What is expected
In the material below, list every line carrying the string "left".

-------- Given records

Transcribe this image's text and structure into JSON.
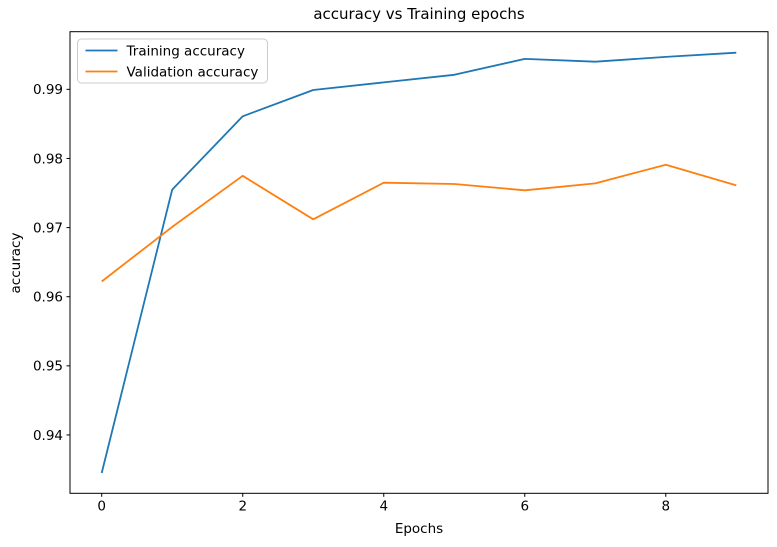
{
  "figure": {
    "title": "accuracy vs Training epochs",
    "xlabel": "Epochs",
    "ylabel": "accuracy"
  },
  "chart_data": {
    "type": "line",
    "title": "accuracy vs Training epochs",
    "xlabel": "Epochs",
    "ylabel": "accuracy",
    "x": [
      0,
      1,
      2,
      3,
      4,
      5,
      6,
      7,
      8,
      9
    ],
    "series": [
      {
        "name": "Training accuracy",
        "color": "#1f77b4",
        "values": [
          0.9345,
          0.9755,
          0.9861,
          0.9899,
          0.991,
          0.9921,
          0.9944,
          0.994,
          0.9947,
          0.9953
        ]
      },
      {
        "name": "Validation accuracy",
        "color": "#ff7f0e",
        "values": [
          0.9622,
          0.9701,
          0.9775,
          0.9712,
          0.9765,
          0.9763,
          0.9754,
          0.9764,
          0.9791,
          0.9761
        ]
      }
    ],
    "xlim": [
      -0.45,
      9.45
    ],
    "ylim": [
      0.93156,
      0.99834
    ],
    "xticks": [
      0,
      2,
      4,
      6,
      8
    ],
    "yticks": [
      0.94,
      0.95,
      0.96,
      0.97,
      0.98,
      0.99
    ],
    "grid": false,
    "legend_position": "upper left"
  },
  "style": {
    "background": "#ffffff",
    "spine_color": "#000000",
    "legend_border": "#cccccc",
    "legend_fill_alpha": 0.8
  }
}
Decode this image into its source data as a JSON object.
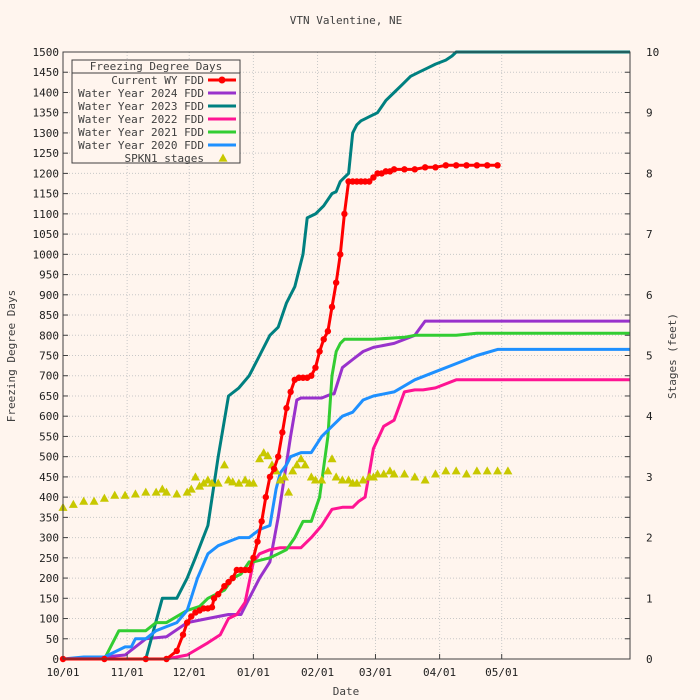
{
  "chart_data": {
    "type": "line",
    "title": "VTN Valentine, NE",
    "xlabel": "Date",
    "ylabel": "Freezing Degree Days",
    "y2label": "Stages (feet)",
    "xlim": [
      0,
      274
    ],
    "ylim": [
      0,
      1500
    ],
    "y2lim": [
      0,
      10
    ],
    "grid": true,
    "legend_placement": "top-left",
    "legend_title": "Freezing Degree Days",
    "x_ticks": [
      {
        "label": "10/01",
        "day": 0
      },
      {
        "label": "11/01",
        "day": 31
      },
      {
        "label": "12/01",
        "day": 61
      },
      {
        "label": "01/01",
        "day": 92
      },
      {
        "label": "02/01",
        "day": 123
      },
      {
        "label": "03/01",
        "day": 151
      },
      {
        "label": "04/01",
        "day": 182
      },
      {
        "label": "05/01",
        "day": 212
      }
    ],
    "y_ticks": [
      0,
      50,
      100,
      150,
      200,
      250,
      300,
      350,
      400,
      450,
      500,
      550,
      600,
      650,
      700,
      750,
      800,
      850,
      900,
      950,
      1000,
      1050,
      1100,
      1150,
      1200,
      1250,
      1300,
      1350,
      1400,
      1450,
      1500
    ],
    "y2_ticks": [
      0,
      1,
      2,
      3,
      4,
      5,
      6,
      7,
      8,
      9,
      10
    ],
    "series": [
      {
        "name": "Current WY FDD",
        "color": "#ff0000",
        "marker": "circle",
        "x": [
          0,
          20,
          40,
          50,
          55,
          58,
          60,
          62,
          64,
          66,
          68,
          70,
          72,
          73,
          75,
          78,
          80,
          82,
          84,
          86,
          88,
          90,
          92,
          94,
          96,
          98,
          100,
          102,
          104,
          106,
          108,
          110,
          112,
          114,
          116,
          118,
          120,
          122,
          124,
          126,
          128,
          130,
          132,
          134,
          136,
          138,
          140,
          142,
          144,
          146,
          148,
          150,
          152,
          154,
          156,
          158,
          160,
          165,
          170,
          175,
          180,
          185,
          190,
          195,
          200,
          205,
          210
        ],
        "y": [
          0,
          0,
          0,
          0,
          20,
          60,
          90,
          105,
          115,
          120,
          125,
          125,
          128,
          150,
          160,
          180,
          190,
          200,
          220,
          220,
          220,
          220,
          250,
          290,
          340,
          400,
          450,
          470,
          500,
          560,
          620,
          660,
          690,
          695,
          695,
          695,
          700,
          720,
          760,
          790,
          810,
          870,
          930,
          1000,
          1100,
          1180,
          1180,
          1180,
          1180,
          1180,
          1180,
          1190,
          1200,
          1200,
          1205,
          1205,
          1210,
          1210,
          1210,
          1215,
          1215,
          1220,
          1220,
          1220,
          1220,
          1220,
          1220
        ]
      },
      {
        "name": "Water Year 2024 FDD",
        "color": "#9932cc",
        "x": [
          0,
          15,
          20,
          30,
          40,
          50,
          60,
          70,
          80,
          86,
          90,
          95,
          100,
          104,
          107,
          110,
          113,
          115,
          120,
          125,
          130,
          131,
          135,
          140,
          145,
          150,
          160,
          170,
          175,
          180,
          190,
          200,
          210,
          220,
          240,
          260,
          274
        ],
        "y": [
          0,
          0,
          5,
          10,
          50,
          55,
          90,
          100,
          110,
          110,
          150,
          200,
          240,
          350,
          450,
          550,
          640,
          645,
          645,
          645,
          655,
          655,
          720,
          740,
          760,
          770,
          780,
          800,
          835,
          835,
          835,
          835,
          835,
          835,
          835,
          835,
          835
        ]
      },
      {
        "name": "Water Year 2023 FDD",
        "color": "#008080",
        "x": [
          0,
          30,
          40,
          48,
          55,
          60,
          64,
          70,
          75,
          80,
          85,
          90,
          95,
          100,
          104,
          108,
          112,
          116,
          118,
          122,
          126,
          130,
          132,
          134,
          136,
          138,
          140,
          142,
          144,
          146,
          148,
          152,
          156,
          160,
          164,
          168,
          172,
          176,
          180,
          185,
          188,
          190,
          200,
          274
        ],
        "y": [
          0,
          0,
          0,
          150,
          150,
          200,
          250,
          330,
          500,
          650,
          670,
          700,
          750,
          800,
          820,
          880,
          920,
          1000,
          1090,
          1100,
          1120,
          1150,
          1155,
          1180,
          1190,
          1200,
          1300,
          1320,
          1330,
          1335,
          1340,
          1350,
          1380,
          1400,
          1420,
          1440,
          1450,
          1460,
          1470,
          1480,
          1490,
          1500,
          1500,
          1500
        ]
      },
      {
        "name": "Water Year 2022 FDD",
        "color": "#ff1493",
        "x": [
          0,
          10,
          20,
          30,
          40,
          50,
          60,
          70,
          76,
          80,
          84,
          88,
          92,
          95,
          100,
          105,
          110,
          115,
          120,
          125,
          130,
          135,
          140,
          143,
          146,
          150,
          155,
          160,
          165,
          170,
          174,
          180,
          190,
          200,
          210,
          220,
          240,
          274
        ],
        "y": [
          0,
          0,
          0,
          0,
          0,
          0,
          10,
          40,
          60,
          100,
          110,
          140,
          240,
          260,
          270,
          275,
          275,
          275,
          300,
          330,
          370,
          375,
          375,
          390,
          400,
          520,
          575,
          590,
          660,
          665,
          665,
          670,
          690,
          690,
          690,
          690,
          690,
          690
        ]
      },
      {
        "name": "Water Year 2021 FDD",
        "color": "#32cd32",
        "x": [
          0,
          20,
          27,
          30,
          40,
          45,
          50,
          60,
          66,
          70,
          78,
          82,
          86,
          90,
          92,
          100,
          104,
          108,
          112,
          116,
          120,
          124,
          128,
          130,
          132,
          134,
          136,
          138,
          140,
          143,
          145,
          150,
          165,
          170,
          180,
          190,
          200,
          210,
          220,
          240,
          274
        ],
        "y": [
          0,
          0,
          70,
          70,
          70,
          90,
          90,
          120,
          130,
          150,
          170,
          200,
          210,
          240,
          240,
          250,
          260,
          270,
          300,
          340,
          340,
          400,
          550,
          700,
          760,
          780,
          790,
          790,
          790,
          790,
          790,
          790,
          795,
          800,
          800,
          800,
          805,
          805,
          805,
          805,
          805
        ]
      },
      {
        "name": "Water Year 2020 FDD",
        "color": "#1e90ff",
        "x": [
          0,
          10,
          20,
          30,
          33,
          35,
          40,
          45,
          50,
          55,
          60,
          65,
          70,
          75,
          80,
          85,
          90,
          95,
          100,
          103,
          105,
          108,
          110,
          115,
          120,
          125,
          130,
          135,
          140,
          145,
          150,
          160,
          170,
          180,
          190,
          200,
          210,
          220,
          240,
          274
        ],
        "y": [
          0,
          5,
          5,
          30,
          30,
          50,
          50,
          70,
          80,
          90,
          120,
          200,
          260,
          280,
          290,
          300,
          300,
          320,
          330,
          420,
          460,
          480,
          500,
          510,
          510,
          550,
          575,
          600,
          610,
          640,
          650,
          660,
          690,
          710,
          730,
          750,
          765,
          765,
          765,
          765
        ]
      },
      {
        "name": "SPKN1 stages",
        "color": "#c8c800",
        "marker": "triangle",
        "axis": "y2",
        "x": [
          0,
          5,
          10,
          15,
          20,
          25,
          30,
          35,
          40,
          45,
          48,
          50,
          55,
          60,
          62,
          64,
          66,
          68,
          70,
          72,
          75,
          78,
          80,
          82,
          85,
          88,
          90,
          92,
          95,
          97,
          99,
          101,
          103,
          105,
          107,
          109,
          111,
          113,
          115,
          117,
          120,
          122,
          125,
          128,
          130,
          132,
          135,
          138,
          140,
          142,
          145,
          148,
          150,
          152,
          155,
          158,
          160,
          165,
          170,
          175,
          180,
          185,
          190,
          195,
          200,
          205,
          210,
          215
        ],
        "y": [
          2.5,
          2.55,
          2.6,
          2.6,
          2.65,
          2.7,
          2.7,
          2.72,
          2.75,
          2.75,
          2.8,
          2.75,
          2.72,
          2.75,
          2.8,
          3.0,
          2.85,
          2.9,
          2.95,
          2.9,
          2.9,
          3.2,
          2.95,
          2.92,
          2.9,
          2.95,
          2.9,
          2.9,
          3.3,
          3.4,
          3.35,
          3.2,
          3.1,
          2.95,
          3.0,
          2.75,
          3.1,
          3.2,
          3.3,
          3.2,
          3.0,
          2.95,
          2.95,
          3.1,
          3.3,
          3.0,
          2.95,
          2.95,
          2.9,
          2.9,
          2.95,
          3.0,
          3.0,
          3.05,
          3.05,
          3.1,
          3.05,
          3.05,
          3.0,
          2.95,
          3.05,
          3.1,
          3.1,
          3.05,
          3.1,
          3.1,
          3.1,
          3.1
        ]
      }
    ]
  }
}
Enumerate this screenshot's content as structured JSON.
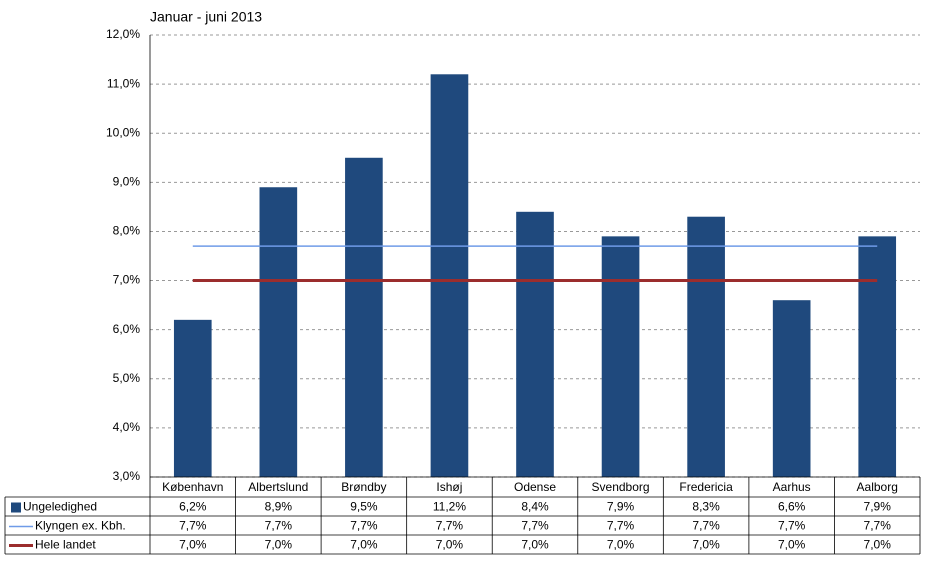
{
  "chart_data": {
    "type": "bar",
    "title": "Januar - juni 2013",
    "categories": [
      "København",
      "Albertslund",
      "Brøndby",
      "Ishøj",
      "Odense",
      "Svendborg",
      "Fredericia",
      "Aarhus",
      "Aalborg"
    ],
    "series": [
      {
        "name": "Ungeledighed",
        "type": "bar",
        "color": "#1f497d",
        "values": [
          6.2,
          8.9,
          9.5,
          11.2,
          8.4,
          7.9,
          8.3,
          6.6,
          7.9
        ],
        "value_labels": [
          "6,2%",
          "8,9%",
          "9,5%",
          "11,2%",
          "8,4%",
          "7,9%",
          "8,3%",
          "6,6%",
          "7,9%"
        ]
      },
      {
        "name": "Klyngen ex. Kbh.",
        "type": "line",
        "color": "#6f9be8",
        "values": [
          7.7,
          7.7,
          7.7,
          7.7,
          7.7,
          7.7,
          7.7,
          7.7,
          7.7
        ],
        "value_labels": [
          "7,7%",
          "7,7%",
          "7,7%",
          "7,7%",
          "7,7%",
          "7,7%",
          "7,7%",
          "7,7%",
          "7,7%"
        ]
      },
      {
        "name": "Hele landet",
        "type": "line",
        "color": "#9b2d2d",
        "values": [
          7.0,
          7.0,
          7.0,
          7.0,
          7.0,
          7.0,
          7.0,
          7.0,
          7.0
        ],
        "value_labels": [
          "7,0%",
          "7,0%",
          "7,0%",
          "7,0%",
          "7,0%",
          "7,0%",
          "7,0%",
          "7,0%",
          "7,0%"
        ]
      }
    ],
    "ylim": [
      3,
      12
    ],
    "yticks": [
      {
        "value": 3,
        "label": "3,0%"
      },
      {
        "value": 4,
        "label": "4,0%"
      },
      {
        "value": 5,
        "label": "5,0%"
      },
      {
        "value": 6,
        "label": "6,0%"
      },
      {
        "value": 7,
        "label": "7,0%"
      },
      {
        "value": 8,
        "label": "8,0%"
      },
      {
        "value": 9,
        "label": "9,0%"
      },
      {
        "value": 10,
        "label": "10,0%"
      },
      {
        "value": 11,
        "label": "11,0%"
      },
      {
        "value": 12,
        "label": "12,0%"
      }
    ],
    "grid": true
  }
}
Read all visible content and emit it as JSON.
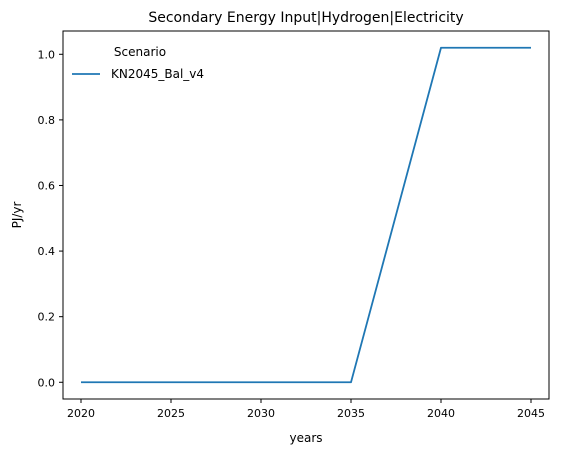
{
  "chart_data": {
    "type": "line",
    "title": "Secondary Energy Input|Hydrogen|Electricity",
    "xlabel": "years",
    "ylabel": "PJ/yr",
    "x": [
      2020,
      2025,
      2030,
      2035,
      2040,
      2045
    ],
    "series": [
      {
        "name": "KN2045_Bal_v4",
        "color": "#1f77b4",
        "values": [
          0.0,
          0.0,
          0.0,
          0.0,
          1.02,
          1.02
        ]
      }
    ],
    "xlim": [
      2019.0,
      2046.0
    ],
    "ylim": [
      -0.051,
      1.071
    ],
    "xticks": [
      2020,
      2025,
      2030,
      2035,
      2040,
      2045
    ],
    "yticks": [
      0.0,
      0.2,
      0.4,
      0.6,
      0.8,
      1.0
    ],
    "xtick_labels": [
      "2020",
      "2025",
      "2030",
      "2035",
      "2040",
      "2045"
    ],
    "ytick_labels": [
      "0.0",
      "0.2",
      "0.4",
      "0.6",
      "0.8",
      "1.0"
    ],
    "legend": {
      "title": "Scenario",
      "placement": "upper-left"
    },
    "grid": false
  }
}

----------------

Complete response
    "legend_position": "upper left"
    "legend_placement": "top-left",
      "placement": "upper-left"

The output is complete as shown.